Exercise goal:
Print back each record unchanged, without pictures.

Page transcription dataset items

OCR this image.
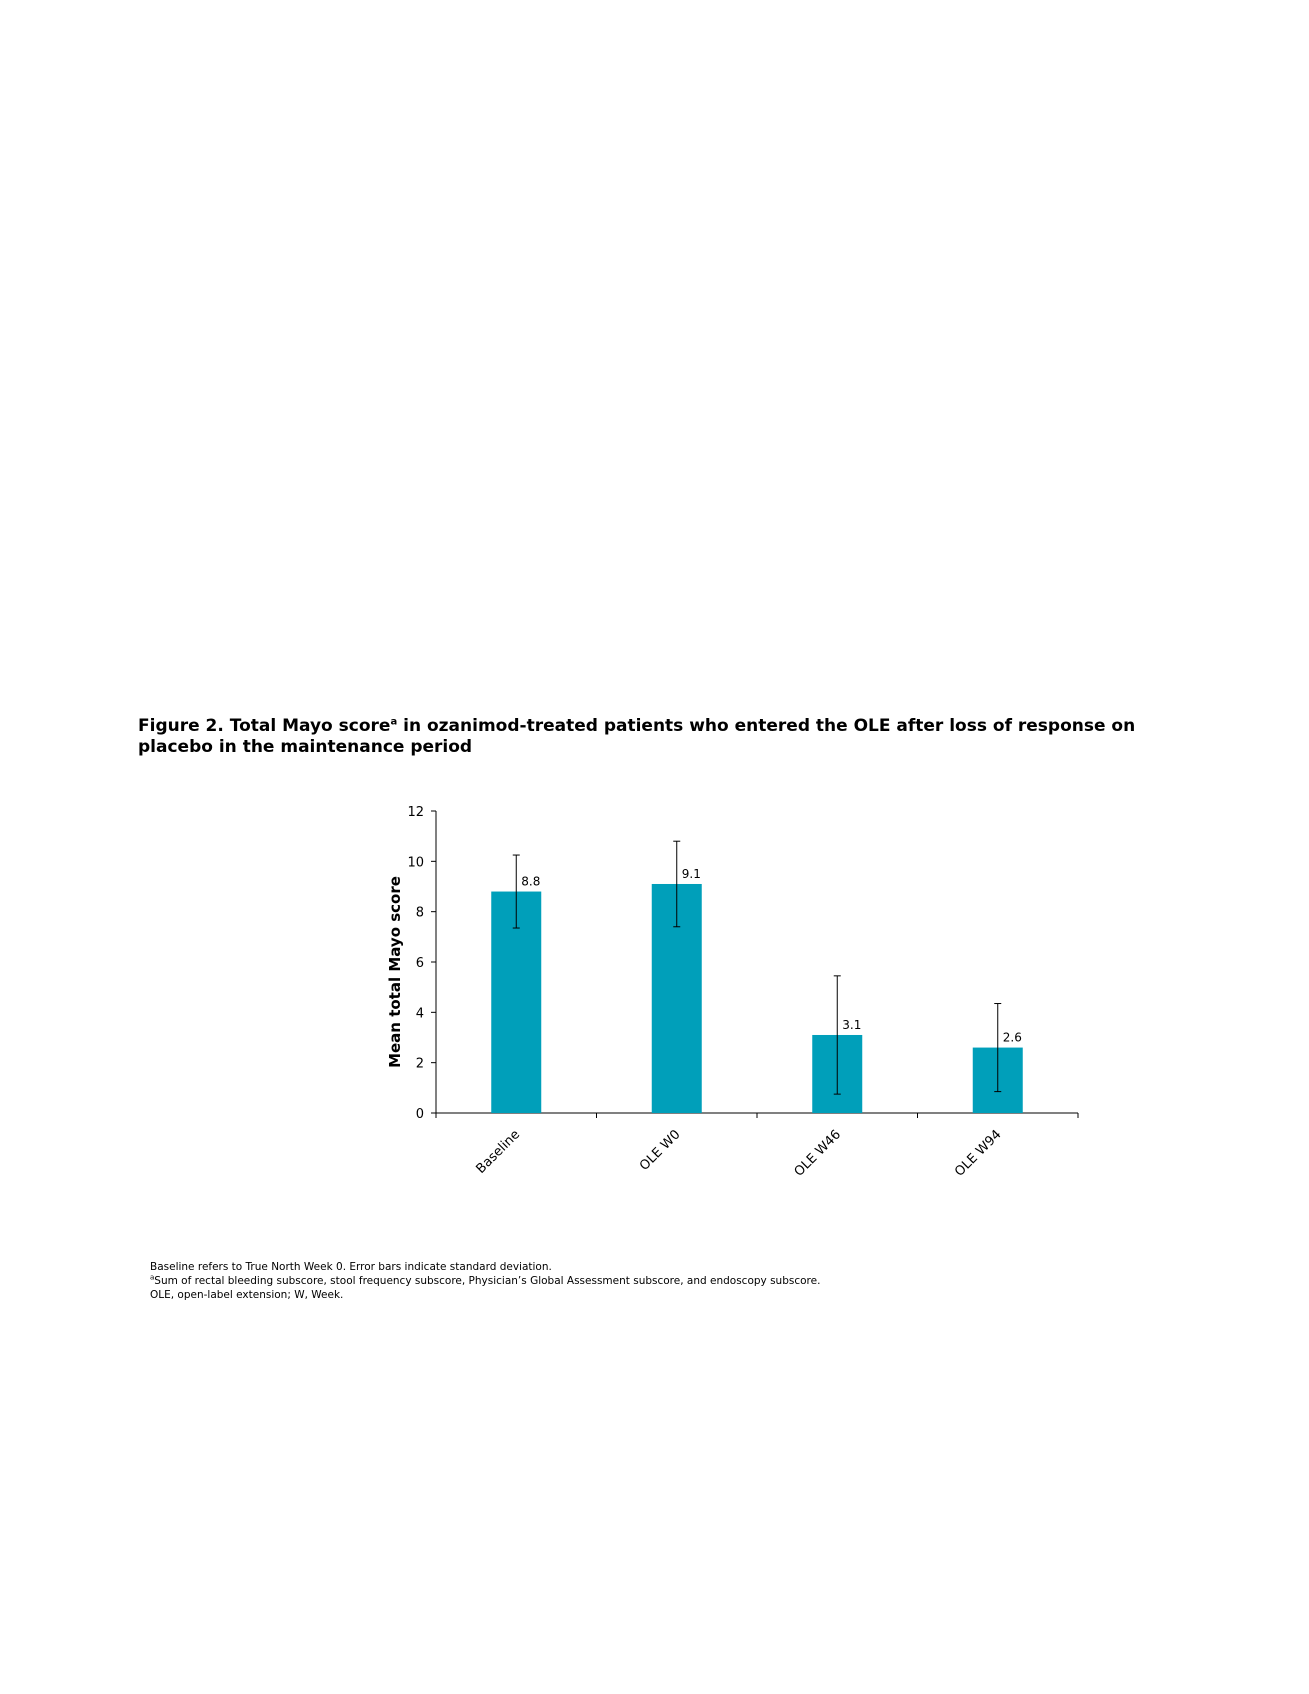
Figure 2. Total Mayo score$^a$ in ozanimod-treated patients who entered the OLE after loss of response on placebo in the maintenance period
8.8
9.1
3.1
2.6
0
2
4
6
8
10
12
Baseline	OLE W0	OLE W46	OLE W94
Mean total Mayo score

Baseline refers to True North Week 0. Error bars indicate standard deviation.

$^a$Sum of rectal bleeding subscore, stool frequency subscore, Physician’s Global Assessment subscore, and endoscopy subscore.

OLE, open-label extension; W, Week.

Result:
OCR this image.
Figure 2. Total Mayo score$^a$ in ozanimod-treated patients who entered the OLE after loss of response on placebo in the maintenance period
8.8
9.1
3.1
2.6
0
2
4
6
8
10
12
Baseline	OLE W0	OLE W46	OLE W94
Mean total Mayo score

Baseline refers to True North Week 0. Error bars indicate standard deviation.

$^a$Sum of rectal bleeding subscore, stool frequency subscore, Physician’s Global Assessment subscore, and endoscopy subscore.

OLE, open-label extension; W, Week.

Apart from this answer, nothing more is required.